= Exercise aim =
Transcribe all of the records word for word, but omit the pictures.

─── Material shown ───

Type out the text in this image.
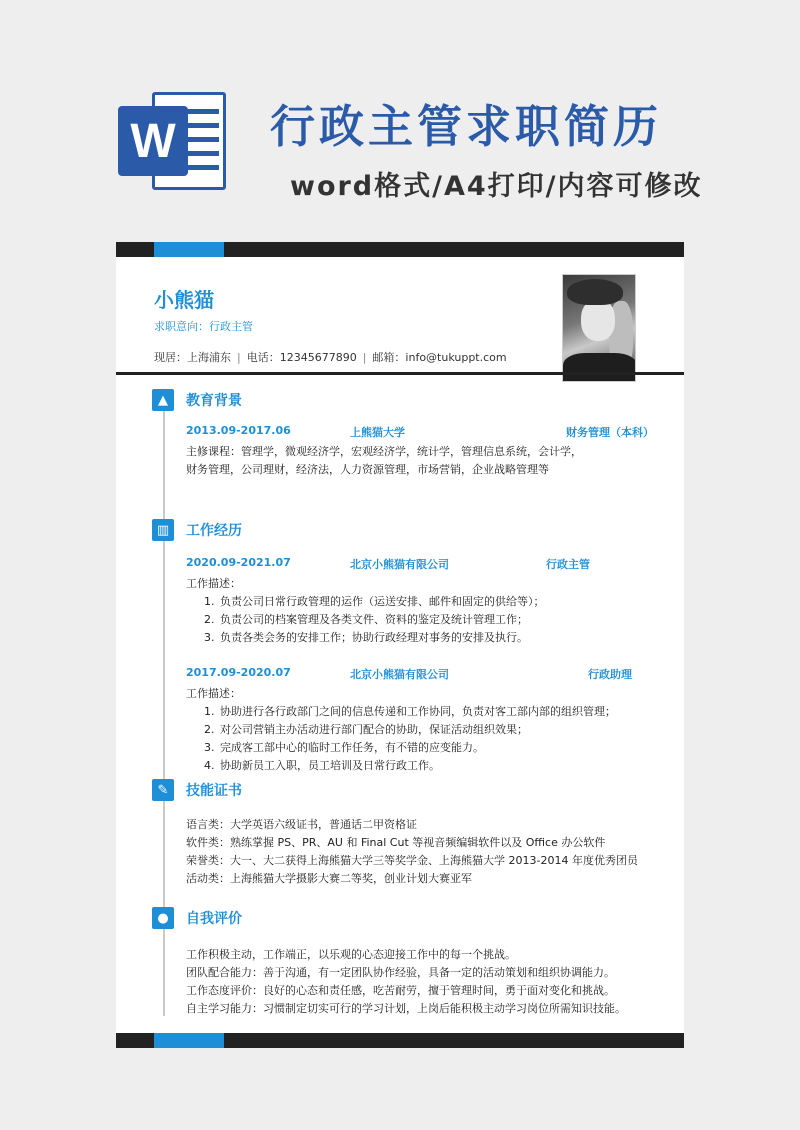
W 行政主管求职简历
word格式/A4打印/内容可修改
小熊猫
求职意向：行政主管
现居：上海浦东 | 电话：12345677890 | 邮箱：info@tukuppt.com
▲	教育背景
2013.09-2017.06	上熊猫大学	财务管理（本科）
主修课程：管理学，微观经济学，宏观经济学，统计学，管理信息系统，会计学，
财务管理，公司理财，经济法，人力资源管理，市场营销，企业战略管理等
▥	工作经历
2020.09-2021.07	北京小熊猫有限公司	行政主管
工作描述：
1. 负责公司日常行政管理的运作（运送安排、邮件和固定的供给等）；
2. 负责公司的档案管理及各类文件、资料的鉴定及统计管理工作；
3. 负责各类会务的安排工作；协助行政经理对事务的安排及执行。
2017.09-2020.07	北京小熊猫有限公司	行政助理
工作描述：
1. 协助进行各行政部门之间的信息传递和工作协同，负责对客工部内部的组织管理；
2. 对公司营销主办活动进行部门配合的协助，保证活动组织效果；
3. 完成客工部中心的临时工作任务，有不错的应变能力。
4. 协助新员工入职，员工培训及日常行政工作。
✎	技能证书
语言类：大学英语六级证书，普通话二甲资格证
软件类：熟练掌握 PS、PR、AU 和 Final Cut 等视音频编辑软件以及 Office 办公软件
荣誉类：大一、大二获得上海熊猫大学三等奖学金、上海熊猫大学 2013-2014 年度优秀团员
活动类：上海熊猫大学摄影大赛二等奖，创业计划大赛亚军
●	自我评价
工作积极主动，工作端正，以乐观的心态迎接工作中的每一个挑战。
团队配合能力：善于沟通，有一定团队协作经验，具备一定的活动策划和组织协调能力。
工作态度评价：良好的心态和责任感，吃苦耐劳，擅于管理时间，勇于面对变化和挑战。
自主学习能力：习惯制定切实可行的学习计划，上岗后能积极主动学习岗位所需知识技能。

───

= Response to this exercise =
Type out the text in this image.
W 行政主管求职简历
word格式/A4打印/内容可修改
小熊猫
求职意向：行政主管
现居：上海浦东 | 电话：12345677890 | 邮箱：info@tukuppt.com
▲	教育背景
2013.09-2017.06	上熊猫大学	财务管理（本科）
主修课程：管理学，微观经济学，宏观经济学，统计学，管理信息系统，会计学，
财务管理，公司理财，经济法，人力资源管理，市场营销，企业战略管理等
▥	工作经历
2020.09-2021.07	北京小熊猫有限公司	行政主管
工作描述：
1. 负责公司日常行政管理的运作（运送安排、邮件和固定的供给等）；
2. 负责公司的档案管理及各类文件、资料的鉴定及统计管理工作；
3. 负责各类会务的安排工作；协助行政经理对事务的安排及执行。
2017.09-2020.07	北京小熊猫有限公司	行政助理
工作描述：
1. 协助进行各行政部门之间的信息传递和工作协同，负责对客工部内部的组织管理；
2. 对公司营销主办活动进行部门配合的协助，保证活动组织效果；
3. 完成客工部中心的临时工作任务，有不错的应变能力。
4. 协助新员工入职，员工培训及日常行政工作。
✎	技能证书
语言类：大学英语六级证书，普通话二甲资格证
软件类：熟练掌握 PS、PR、AU 和 Final Cut 等视音频编辑软件以及 Office 办公软件
荣誉类：大一、大二获得上海熊猫大学三等奖学金、上海熊猫大学 2013-2014 年度优秀团员
活动类：上海熊猫大学摄影大赛二等奖，创业计划大赛亚军
●	自我评价
工作积极主动，工作端正，以乐观的心态迎接工作中的每一个挑战。
团队配合能力：善于沟通，有一定团队协作经验，具备一定的活动策划和组织协调能力。
工作态度评价：良好的心态和责任感，吃苦耐劳，擅于管理时间，勇于面对变化和挑战。
自主学习能力：习惯制定切实可行的学习计划，上岗后能积极主动学习岗位所需知识技能。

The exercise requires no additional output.